● **Document extract**
Nicholas Thompson (born 1975) is an American technology journalist and media executive. In February 2021, he became Chief Executive Officer of The Atlantic. Thompson was selected in part for his editorial experience, which includes stints as the editor-in-chief of Wired and as the editor of Newyorker.com. He was responsible for instituting digital paywalls at both The New Yorker and Wired; at Wired, digital subscriptions increased almost 300 percent in the paywall's first year. While at The New Yorker, Thompson co-founded Atavist, which sold to Automattic in 2018, and in 2009, he published his first book, The Hawk and the Dove: Paul Nitze, George Kennan, and the History of the Cold War, a biography of George Kennan and Thompson's maternal grandfather, Paul Nitze. Thompson's assorted writing includes features on Facebook's scandals, his own friendship with Stalin's daughter, an unidentified hiker, and his marathon running.

In addition to his work at The Atlantic, Thompson is a contributor for CBS News and regularly appears on CBS This Morning and CBSN. In 2021, he set the American record in the 50k for men aged 40–45.

Early life and education 
Thompson grew up in Chestnut Hill, Massachusetts and went to high school at Phillips Academy, Andover. He then attended Stanford University, where he wrote for the Stanford Daily and founded a student newspaper, The Thinker. He graduated Phi Beta Kappa in 1997 with honors and with degrees in Earth Systems, Political Science, and Economics, and in 1996, he was awarded a Harry S. Truman Scholarship. Upon receiving the scholarship, Thompson stressed his interest in "help[ing] create links between environmentalists and businesspeople."

Career 
After college, Thompson briefly worked at CBS as an associate producer before being fired on his first day, as someone believed he was too inexperienced. Without other plans, he traveled to Africa, where he was kidnapped in Morocco by drug dealers “immediately upon landing.” The daylong experience led Thompson to publish his first professional story, a piece in The Washington Post titled "Continental Drift."

When he came back to the U.S., Thompson worked as a freelance journalist and as a street musician in New York City, frequently performing on the 14th Street L train platform at Sixth Avenue. He was then hired at Penguin Computing, a Linux hardware company in San Francisco, but he made the transition back to journalism when he was hired as an editor of the Washington Monthly in 1999. During two years Thompson worked at Washington Monthly under Charles Peters and Paul Glastris, his most prominent story was a piece that exposed fraud in the U.S. News & World Report college rankings. Following another stint as a freelance reporter in Africa, he was hired as a senior editor at Legal Affairs.

● **Exercise**
Translate this sentence from the Nicholas Thompson profile into Spanish: "In 2021, he set the American record in the 50k for men aged 40–45." The items that come next are separate material, unrelated to the profile.

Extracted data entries
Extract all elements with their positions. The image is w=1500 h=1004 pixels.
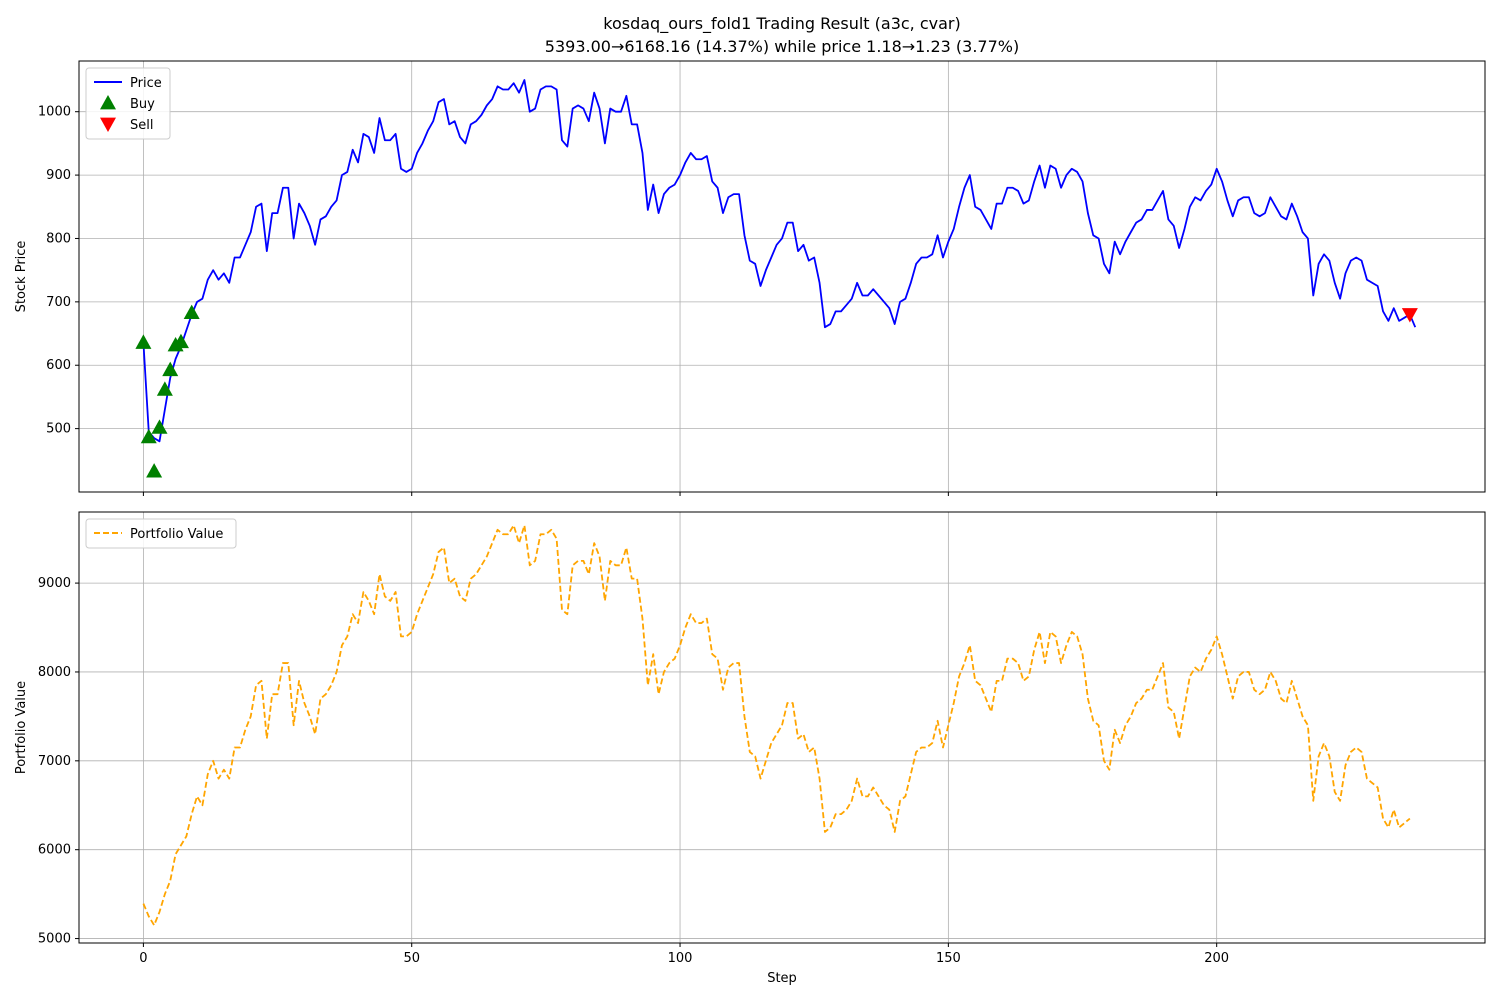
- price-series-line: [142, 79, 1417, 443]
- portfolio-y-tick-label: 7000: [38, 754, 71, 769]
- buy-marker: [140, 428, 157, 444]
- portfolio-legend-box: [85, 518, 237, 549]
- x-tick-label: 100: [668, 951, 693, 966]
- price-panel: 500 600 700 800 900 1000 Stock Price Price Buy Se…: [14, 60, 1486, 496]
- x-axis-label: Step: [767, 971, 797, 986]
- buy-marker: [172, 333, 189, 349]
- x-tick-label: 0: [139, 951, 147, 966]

● **Answer for this exercise**
En 2021, estableció el récord estadounidense de los 50 km para hombres de 40 a 45 años.